(YOUR INSTRUCTIONS) In the entries that follow, find the word "Shown" and report each line it is on.

====== SUPPLIED ENTRIES

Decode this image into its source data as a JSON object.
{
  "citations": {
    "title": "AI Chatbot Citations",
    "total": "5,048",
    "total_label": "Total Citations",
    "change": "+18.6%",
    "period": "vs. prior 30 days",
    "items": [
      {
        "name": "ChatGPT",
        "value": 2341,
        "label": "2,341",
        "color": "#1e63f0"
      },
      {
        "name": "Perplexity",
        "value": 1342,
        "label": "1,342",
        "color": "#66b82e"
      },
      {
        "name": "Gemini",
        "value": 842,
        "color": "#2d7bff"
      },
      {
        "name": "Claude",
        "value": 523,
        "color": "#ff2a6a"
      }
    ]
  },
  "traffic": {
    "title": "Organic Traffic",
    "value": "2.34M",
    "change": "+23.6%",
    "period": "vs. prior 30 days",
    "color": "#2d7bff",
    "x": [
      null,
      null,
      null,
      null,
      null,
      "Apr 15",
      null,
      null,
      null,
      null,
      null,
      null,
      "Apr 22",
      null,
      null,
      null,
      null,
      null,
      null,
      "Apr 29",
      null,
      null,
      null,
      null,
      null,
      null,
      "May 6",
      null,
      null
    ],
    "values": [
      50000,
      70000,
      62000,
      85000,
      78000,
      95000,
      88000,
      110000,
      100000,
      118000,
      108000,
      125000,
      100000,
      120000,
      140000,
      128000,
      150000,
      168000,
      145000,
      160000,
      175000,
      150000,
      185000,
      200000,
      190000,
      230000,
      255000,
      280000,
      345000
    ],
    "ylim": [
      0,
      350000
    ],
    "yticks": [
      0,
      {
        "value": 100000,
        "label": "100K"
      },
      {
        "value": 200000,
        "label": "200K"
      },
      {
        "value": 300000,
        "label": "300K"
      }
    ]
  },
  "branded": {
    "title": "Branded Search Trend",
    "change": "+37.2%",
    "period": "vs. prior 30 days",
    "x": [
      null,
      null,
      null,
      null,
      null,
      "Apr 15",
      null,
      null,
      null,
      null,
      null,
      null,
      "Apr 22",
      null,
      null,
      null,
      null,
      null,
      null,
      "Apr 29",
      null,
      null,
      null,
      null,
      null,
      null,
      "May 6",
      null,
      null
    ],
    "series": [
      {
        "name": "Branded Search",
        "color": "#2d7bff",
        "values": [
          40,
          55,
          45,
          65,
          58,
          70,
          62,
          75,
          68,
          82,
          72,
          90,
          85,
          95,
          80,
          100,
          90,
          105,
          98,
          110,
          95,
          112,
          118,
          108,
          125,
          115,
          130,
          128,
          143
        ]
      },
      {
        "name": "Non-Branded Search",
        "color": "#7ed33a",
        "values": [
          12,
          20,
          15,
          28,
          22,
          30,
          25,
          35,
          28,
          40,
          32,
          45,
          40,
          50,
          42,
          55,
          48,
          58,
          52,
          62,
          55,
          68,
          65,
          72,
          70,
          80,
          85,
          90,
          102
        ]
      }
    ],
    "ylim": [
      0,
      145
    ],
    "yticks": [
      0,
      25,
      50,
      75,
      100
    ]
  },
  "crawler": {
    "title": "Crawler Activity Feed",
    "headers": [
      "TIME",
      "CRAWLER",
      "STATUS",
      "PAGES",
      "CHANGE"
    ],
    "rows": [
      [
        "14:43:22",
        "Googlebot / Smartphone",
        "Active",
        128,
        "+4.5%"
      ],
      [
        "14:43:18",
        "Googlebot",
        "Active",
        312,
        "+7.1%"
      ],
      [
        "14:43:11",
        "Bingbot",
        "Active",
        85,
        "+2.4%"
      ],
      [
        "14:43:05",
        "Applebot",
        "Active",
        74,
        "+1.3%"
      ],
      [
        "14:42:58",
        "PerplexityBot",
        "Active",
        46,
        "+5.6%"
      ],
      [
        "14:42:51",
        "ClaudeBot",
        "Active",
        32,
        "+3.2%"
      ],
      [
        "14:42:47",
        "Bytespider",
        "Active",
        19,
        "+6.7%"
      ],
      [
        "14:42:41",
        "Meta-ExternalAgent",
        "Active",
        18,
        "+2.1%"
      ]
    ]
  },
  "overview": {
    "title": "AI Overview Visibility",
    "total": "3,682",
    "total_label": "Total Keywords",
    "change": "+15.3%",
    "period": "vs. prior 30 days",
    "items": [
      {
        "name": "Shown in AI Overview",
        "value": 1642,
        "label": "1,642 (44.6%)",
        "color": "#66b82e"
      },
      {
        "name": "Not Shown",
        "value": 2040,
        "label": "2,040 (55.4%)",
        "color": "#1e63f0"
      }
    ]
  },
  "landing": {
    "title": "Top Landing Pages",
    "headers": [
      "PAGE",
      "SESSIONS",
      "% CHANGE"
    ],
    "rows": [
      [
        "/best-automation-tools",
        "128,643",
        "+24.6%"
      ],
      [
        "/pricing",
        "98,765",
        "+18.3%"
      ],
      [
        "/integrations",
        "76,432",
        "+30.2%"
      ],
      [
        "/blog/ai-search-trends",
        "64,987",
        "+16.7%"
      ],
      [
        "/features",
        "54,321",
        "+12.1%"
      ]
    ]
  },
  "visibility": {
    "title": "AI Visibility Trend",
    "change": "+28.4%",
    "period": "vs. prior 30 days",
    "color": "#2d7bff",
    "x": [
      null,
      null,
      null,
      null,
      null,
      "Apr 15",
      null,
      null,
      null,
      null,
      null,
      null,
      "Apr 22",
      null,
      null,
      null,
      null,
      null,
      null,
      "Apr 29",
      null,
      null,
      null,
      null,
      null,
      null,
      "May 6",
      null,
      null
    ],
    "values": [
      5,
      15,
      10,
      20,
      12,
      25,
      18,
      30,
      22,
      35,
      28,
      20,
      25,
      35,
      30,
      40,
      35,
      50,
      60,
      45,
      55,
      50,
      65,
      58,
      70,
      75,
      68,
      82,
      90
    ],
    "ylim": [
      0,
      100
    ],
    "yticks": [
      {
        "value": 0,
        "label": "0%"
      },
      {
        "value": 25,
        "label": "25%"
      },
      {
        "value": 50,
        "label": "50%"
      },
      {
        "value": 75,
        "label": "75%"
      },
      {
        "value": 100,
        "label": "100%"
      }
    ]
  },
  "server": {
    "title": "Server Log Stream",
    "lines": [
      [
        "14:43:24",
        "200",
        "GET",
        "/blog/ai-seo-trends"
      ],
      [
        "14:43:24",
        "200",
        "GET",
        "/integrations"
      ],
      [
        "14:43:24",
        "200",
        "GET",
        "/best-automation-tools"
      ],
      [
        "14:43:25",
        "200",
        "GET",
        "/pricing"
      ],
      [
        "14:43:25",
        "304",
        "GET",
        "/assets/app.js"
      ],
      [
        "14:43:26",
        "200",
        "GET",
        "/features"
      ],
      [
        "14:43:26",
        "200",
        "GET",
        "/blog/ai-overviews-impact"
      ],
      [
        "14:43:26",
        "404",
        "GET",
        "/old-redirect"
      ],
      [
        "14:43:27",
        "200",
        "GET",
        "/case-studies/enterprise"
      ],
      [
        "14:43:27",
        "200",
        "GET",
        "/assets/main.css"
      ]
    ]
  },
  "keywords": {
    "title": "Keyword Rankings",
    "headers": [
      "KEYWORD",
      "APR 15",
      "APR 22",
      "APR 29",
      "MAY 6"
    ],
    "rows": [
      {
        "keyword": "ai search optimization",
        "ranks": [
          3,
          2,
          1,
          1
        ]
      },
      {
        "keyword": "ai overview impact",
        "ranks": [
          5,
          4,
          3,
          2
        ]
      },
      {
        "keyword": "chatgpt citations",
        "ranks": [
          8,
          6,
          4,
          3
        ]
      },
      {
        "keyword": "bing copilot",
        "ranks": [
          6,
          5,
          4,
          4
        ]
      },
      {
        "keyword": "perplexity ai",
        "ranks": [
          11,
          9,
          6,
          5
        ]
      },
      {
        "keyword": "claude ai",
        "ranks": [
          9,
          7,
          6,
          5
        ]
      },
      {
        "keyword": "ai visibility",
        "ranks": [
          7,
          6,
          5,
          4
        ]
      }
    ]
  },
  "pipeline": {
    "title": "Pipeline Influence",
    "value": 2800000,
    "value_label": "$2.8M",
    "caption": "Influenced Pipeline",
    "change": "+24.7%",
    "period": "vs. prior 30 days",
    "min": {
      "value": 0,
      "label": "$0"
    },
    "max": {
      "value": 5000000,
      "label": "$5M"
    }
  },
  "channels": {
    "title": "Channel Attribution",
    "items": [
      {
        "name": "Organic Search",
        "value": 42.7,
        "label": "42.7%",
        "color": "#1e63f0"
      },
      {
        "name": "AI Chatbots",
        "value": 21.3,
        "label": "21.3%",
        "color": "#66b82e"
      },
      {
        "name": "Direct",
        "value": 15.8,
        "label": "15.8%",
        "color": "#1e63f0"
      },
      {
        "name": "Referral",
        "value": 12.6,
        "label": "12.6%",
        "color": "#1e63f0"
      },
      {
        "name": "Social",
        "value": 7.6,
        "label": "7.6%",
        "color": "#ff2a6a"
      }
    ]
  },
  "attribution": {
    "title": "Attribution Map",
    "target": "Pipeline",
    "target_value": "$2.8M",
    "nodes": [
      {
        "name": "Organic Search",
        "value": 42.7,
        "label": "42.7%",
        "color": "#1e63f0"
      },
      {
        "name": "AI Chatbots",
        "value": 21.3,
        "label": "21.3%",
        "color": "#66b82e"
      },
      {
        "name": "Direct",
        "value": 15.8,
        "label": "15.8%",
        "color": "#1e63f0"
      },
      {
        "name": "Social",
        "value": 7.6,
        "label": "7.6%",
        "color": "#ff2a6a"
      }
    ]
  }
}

============

(RESULT BELOW)
        "name": "Shown in AI Overview",
        "name": "Not Shown",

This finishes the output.